Requirement:
Copy the listing verbatim, excluding any images found in it.

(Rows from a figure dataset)
######

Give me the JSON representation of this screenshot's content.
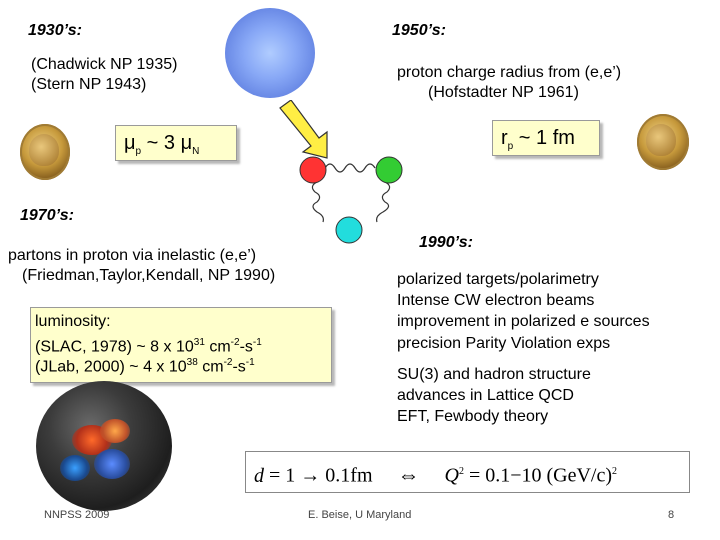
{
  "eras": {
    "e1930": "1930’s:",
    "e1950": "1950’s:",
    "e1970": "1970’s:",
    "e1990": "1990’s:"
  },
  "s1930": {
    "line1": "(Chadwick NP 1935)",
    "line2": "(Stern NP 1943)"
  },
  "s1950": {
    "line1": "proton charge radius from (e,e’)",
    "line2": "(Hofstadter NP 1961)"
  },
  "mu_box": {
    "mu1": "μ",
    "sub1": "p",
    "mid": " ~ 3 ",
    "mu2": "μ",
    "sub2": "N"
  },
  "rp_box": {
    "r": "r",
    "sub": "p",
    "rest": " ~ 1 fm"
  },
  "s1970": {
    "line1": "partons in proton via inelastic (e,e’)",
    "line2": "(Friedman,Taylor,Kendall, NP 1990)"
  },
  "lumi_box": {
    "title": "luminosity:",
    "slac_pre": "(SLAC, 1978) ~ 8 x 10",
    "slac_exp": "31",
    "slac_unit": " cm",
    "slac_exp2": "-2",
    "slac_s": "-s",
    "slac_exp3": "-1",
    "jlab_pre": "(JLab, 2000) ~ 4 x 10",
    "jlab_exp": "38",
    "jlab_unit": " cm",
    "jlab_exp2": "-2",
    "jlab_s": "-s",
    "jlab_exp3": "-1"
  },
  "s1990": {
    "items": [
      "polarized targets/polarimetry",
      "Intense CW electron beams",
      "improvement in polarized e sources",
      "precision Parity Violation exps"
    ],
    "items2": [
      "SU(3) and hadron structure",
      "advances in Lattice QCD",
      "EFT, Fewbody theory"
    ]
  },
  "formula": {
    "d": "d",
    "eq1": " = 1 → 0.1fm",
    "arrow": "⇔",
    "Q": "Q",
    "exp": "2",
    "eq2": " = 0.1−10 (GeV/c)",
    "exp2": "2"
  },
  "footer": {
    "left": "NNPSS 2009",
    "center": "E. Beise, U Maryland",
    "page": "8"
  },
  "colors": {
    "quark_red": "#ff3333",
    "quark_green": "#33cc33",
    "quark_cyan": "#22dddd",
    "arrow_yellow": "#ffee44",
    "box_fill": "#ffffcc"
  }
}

######

Task result:
Give me the JSON representation of this screenshot's content.
{
  "eras": {
    "e1930": "1930’s:",
    "e1950": "1950’s:",
    "e1970": "1970’s:",
    "e1990": "1990’s:"
  },
  "s1930": {
    "line1": "(Chadwick NP 1935)",
    "line2": "(Stern NP 1943)"
  },
  "s1950": {
    "line1": "proton charge radius from (e,e’)",
    "line2": "(Hofstadter NP 1961)"
  },
  "mu_box": {
    "mu1": "μ",
    "sub1": "p",
    "mid": " ~ 3 ",
    "mu2": "μ",
    "sub2": "N"
  },
  "rp_box": {
    "r": "r",
    "sub": "p",
    "rest": " ~ 1 fm"
  },
  "s1970": {
    "line1": "partons in proton via inelastic (e,e’)",
    "line2": "(Friedman,Taylor,Kendall, NP 1990)"
  },
  "lumi_box": {
    "title": "luminosity:",
    "slac_pre": "(SLAC, 1978) ~ 8 x 10",
    "slac_exp": "31",
    "slac_unit": " cm",
    "slac_exp2": "-2",
    "slac_s": "-s",
    "slac_exp3": "-1",
    "jlab_pre": "(JLab, 2000) ~ 4 x 10",
    "jlab_exp": "38",
    "jlab_unit": " cm",
    "jlab_exp2": "-2",
    "jlab_s": "-s",
    "jlab_exp3": "-1"
  },
  "s1990": {
    "items": [
      "polarized targets/polarimetry",
      "Intense CW electron beams",
      "improvement in polarized e sources",
      "precision Parity Violation exps"
    ],
    "items2": [
      "SU(3) and hadron structure",
      "advances in Lattice QCD",
      "EFT, Fewbody theory"
    ]
  },
  "formula": {
    "d": "d",
    "eq1": " = 1 → 0.1fm",
    "arrow": "⇔",
    "Q": "Q",
    "exp": "2",
    "eq2": " = 0.1−10 (GeV/c)",
    "exp2": "2"
  },
  "footer": {
    "left": "NNPSS 2009",
    "center": "E. Beise, U Maryland",
    "page": "8"
  },
  "colors": {
    "quark_red": "#ff3333",
    "quark_green": "#33cc33",
    "quark_cyan": "#22dddd",
    "arrow_yellow": "#ffee44",
    "box_fill": "#ffffcc"
  }
}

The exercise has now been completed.